Work instructions: Go through the entries and transcribe each one exactly, dropping the pictures.

Items:
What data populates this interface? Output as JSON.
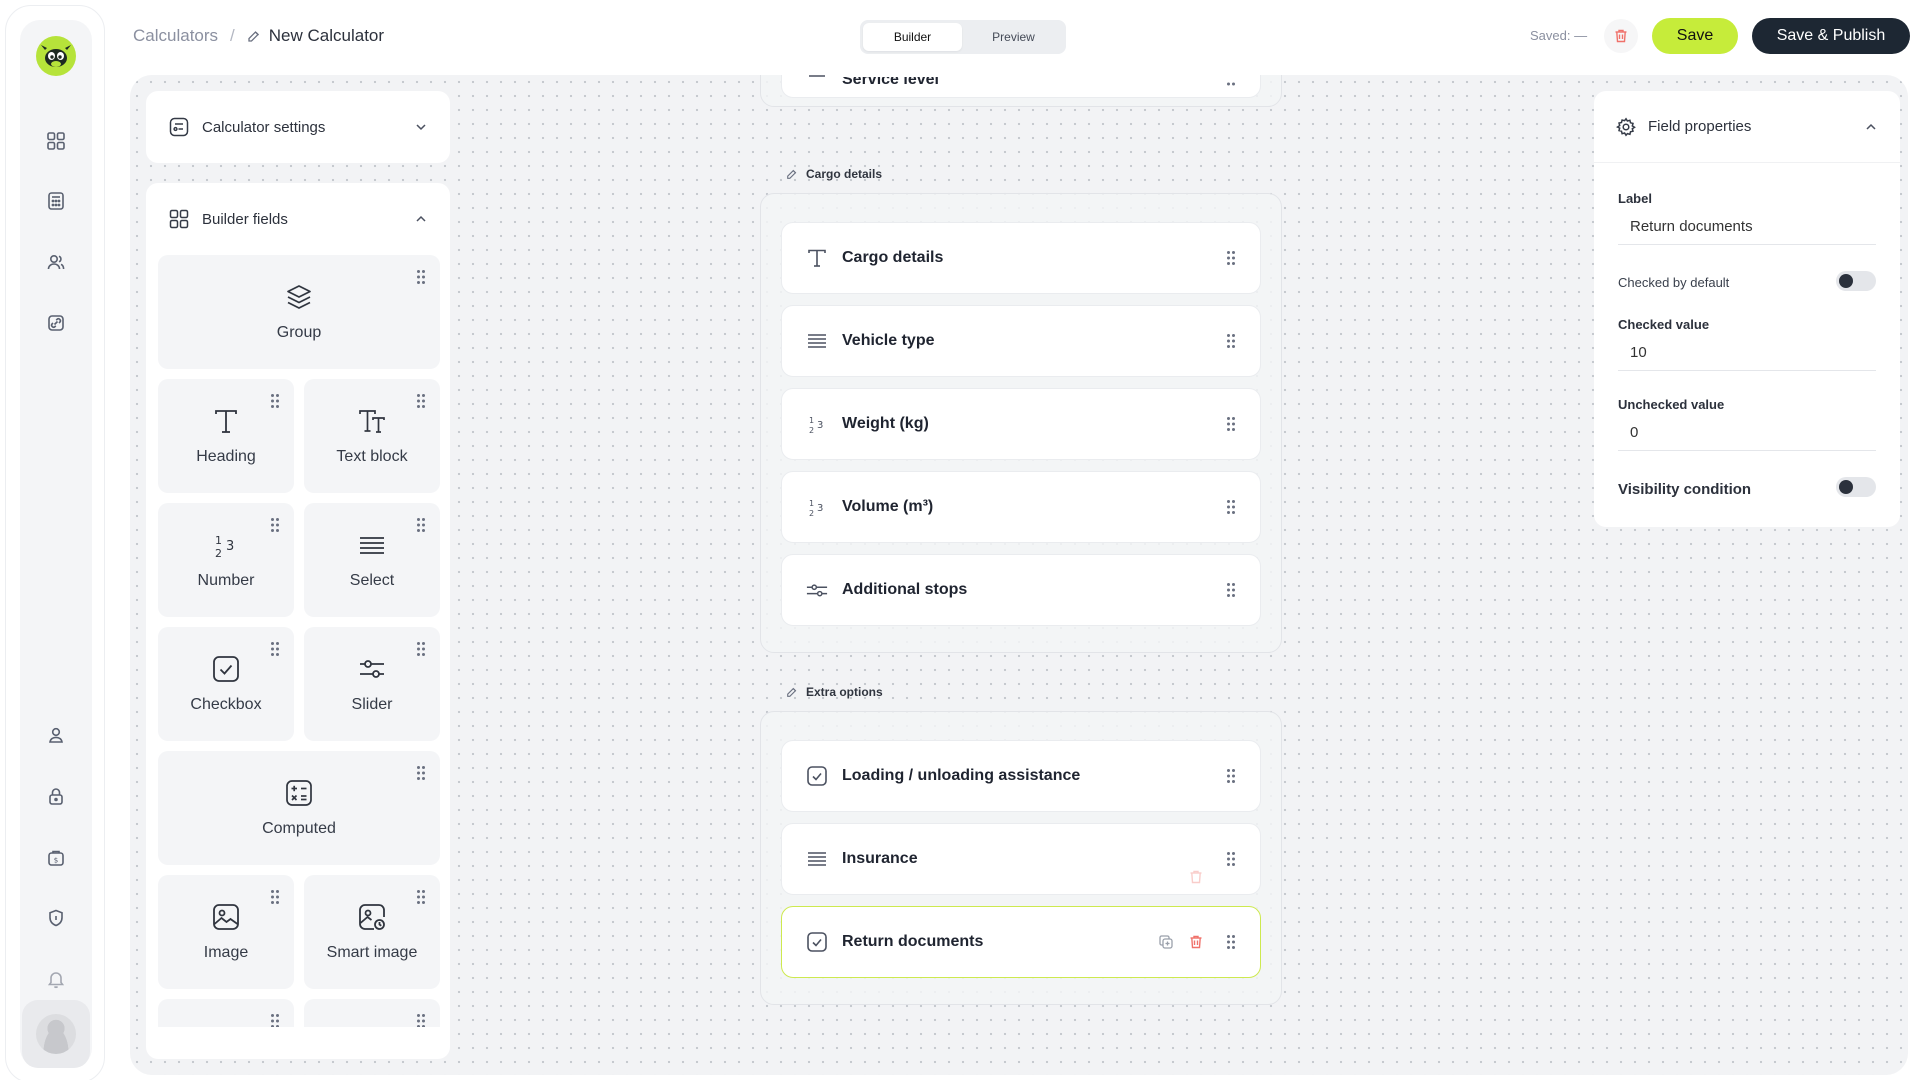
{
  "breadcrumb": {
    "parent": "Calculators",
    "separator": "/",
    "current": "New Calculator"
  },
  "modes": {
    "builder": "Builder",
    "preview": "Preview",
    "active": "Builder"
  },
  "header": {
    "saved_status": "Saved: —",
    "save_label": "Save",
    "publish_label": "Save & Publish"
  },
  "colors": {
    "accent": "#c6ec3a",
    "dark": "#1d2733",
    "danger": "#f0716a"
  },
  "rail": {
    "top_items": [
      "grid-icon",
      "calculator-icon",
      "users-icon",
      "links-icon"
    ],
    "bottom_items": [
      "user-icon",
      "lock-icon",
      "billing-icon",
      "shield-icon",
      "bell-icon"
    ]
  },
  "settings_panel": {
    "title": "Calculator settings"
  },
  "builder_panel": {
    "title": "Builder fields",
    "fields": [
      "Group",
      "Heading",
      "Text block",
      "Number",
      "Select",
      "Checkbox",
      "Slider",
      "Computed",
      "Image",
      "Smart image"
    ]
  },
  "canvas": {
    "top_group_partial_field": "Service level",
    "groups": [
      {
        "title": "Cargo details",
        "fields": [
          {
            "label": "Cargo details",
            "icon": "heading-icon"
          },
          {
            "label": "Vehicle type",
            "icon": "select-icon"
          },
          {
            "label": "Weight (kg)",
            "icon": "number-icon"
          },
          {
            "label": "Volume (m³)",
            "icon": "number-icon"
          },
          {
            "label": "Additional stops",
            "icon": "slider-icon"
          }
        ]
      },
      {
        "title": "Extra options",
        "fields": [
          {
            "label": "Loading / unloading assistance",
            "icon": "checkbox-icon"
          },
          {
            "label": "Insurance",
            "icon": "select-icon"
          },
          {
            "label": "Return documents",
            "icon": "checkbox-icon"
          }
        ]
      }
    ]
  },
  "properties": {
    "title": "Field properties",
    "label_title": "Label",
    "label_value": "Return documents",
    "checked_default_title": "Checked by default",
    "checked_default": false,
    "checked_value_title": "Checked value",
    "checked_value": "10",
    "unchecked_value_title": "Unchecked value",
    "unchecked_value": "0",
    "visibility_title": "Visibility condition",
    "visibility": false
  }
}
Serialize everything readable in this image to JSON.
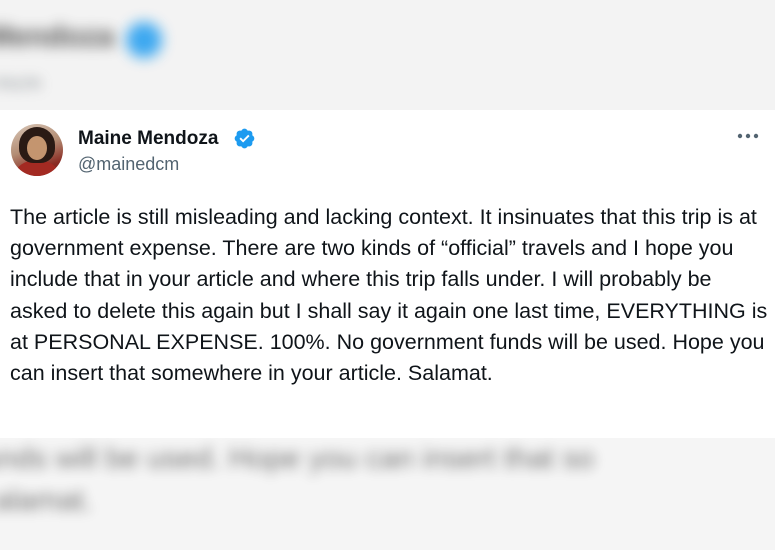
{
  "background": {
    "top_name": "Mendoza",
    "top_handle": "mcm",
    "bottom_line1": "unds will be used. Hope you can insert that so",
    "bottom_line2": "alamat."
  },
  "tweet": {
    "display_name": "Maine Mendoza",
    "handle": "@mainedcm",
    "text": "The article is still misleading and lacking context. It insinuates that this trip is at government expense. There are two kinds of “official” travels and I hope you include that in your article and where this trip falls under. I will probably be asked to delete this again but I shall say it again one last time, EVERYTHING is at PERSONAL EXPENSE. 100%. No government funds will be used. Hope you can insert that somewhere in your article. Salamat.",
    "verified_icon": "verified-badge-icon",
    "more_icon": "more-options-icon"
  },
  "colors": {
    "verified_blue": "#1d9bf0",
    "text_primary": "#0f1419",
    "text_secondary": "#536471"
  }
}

Reply:
What data populates this interface? Output as JSON.
{
  "breadcrumb": {
    "parent": "Calculators",
    "separator": "/",
    "current": "New Calculator"
  },
  "modes": {
    "builder": "Builder",
    "preview": "Preview",
    "active": "Builder"
  },
  "header": {
    "saved_status": "Saved: —",
    "save_label": "Save",
    "publish_label": "Save & Publish"
  },
  "colors": {
    "accent": "#c6ec3a",
    "dark": "#1d2733",
    "danger": "#f0716a"
  },
  "rail": {
    "top_items": [
      "grid-icon",
      "calculator-icon",
      "users-icon",
      "links-icon"
    ],
    "bottom_items": [
      "user-icon",
      "lock-icon",
      "billing-icon",
      "shield-icon",
      "bell-icon"
    ]
  },
  "settings_panel": {
    "title": "Calculator settings"
  },
  "builder_panel": {
    "title": "Builder fields",
    "fields": [
      "Group",
      "Heading",
      "Text block",
      "Number",
      "Select",
      "Checkbox",
      "Slider",
      "Computed",
      "Image",
      "Smart image"
    ]
  },
  "canvas": {
    "top_group_partial_field": "Service level",
    "groups": [
      {
        "title": "Cargo details",
        "fields": [
          {
            "label": "Cargo details",
            "icon": "heading-icon"
          },
          {
            "label": "Vehicle type",
            "icon": "select-icon"
          },
          {
            "label": "Weight (kg)",
            "icon": "number-icon"
          },
          {
            "label": "Volume (m³)",
            "icon": "number-icon"
          },
          {
            "label": "Additional stops",
            "icon": "slider-icon"
          }
        ]
      },
      {
        "title": "Extra options",
        "fields": [
          {
            "label": "Loading / unloading assistance",
            "icon": "checkbox-icon"
          },
          {
            "label": "Insurance",
            "icon": "select-icon"
          },
          {
            "label": "Return documents",
            "icon": "checkbox-icon"
          }
        ]
      }
    ]
  },
  "properties": {
    "title": "Field properties",
    "label_title": "Label",
    "label_value": "Return documents",
    "checked_default_title": "Checked by default",
    "checked_default": false,
    "checked_value_title": "Checked value",
    "checked_value": "10",
    "unchecked_value_title": "Unchecked value",
    "unchecked_value": "0",
    "visibility_title": "Visibility condition",
    "visibility": false
  }
}
Serialize everything readable in this image to JSON.
{
  "background": {
    "top_name": "Mendoza",
    "top_handle": "mcm",
    "bottom_line1": "unds will be used. Hope you can insert that so",
    "bottom_line2": "alamat."
  },
  "tweet": {
    "display_name": "Maine Mendoza",
    "handle": "@mainedcm",
    "text": "The article is still misleading and lacking context. It insinuates that this trip is at government expense. There are two kinds of “official” travels and I hope you include that in your article and where this trip falls under. I will probably be asked to delete this again but I shall say it again one last time, EVERYTHING is at PERSONAL EXPENSE. 100%. No government funds will be used. Hope you can insert that somewhere in your article. Salamat.",
    "verified_icon": "verified-badge-icon",
    "more_icon": "more-options-icon"
  },
  "colors": {
    "verified_blue": "#1d9bf0",
    "text_primary": "#0f1419",
    "text_secondary": "#536471"
  }
}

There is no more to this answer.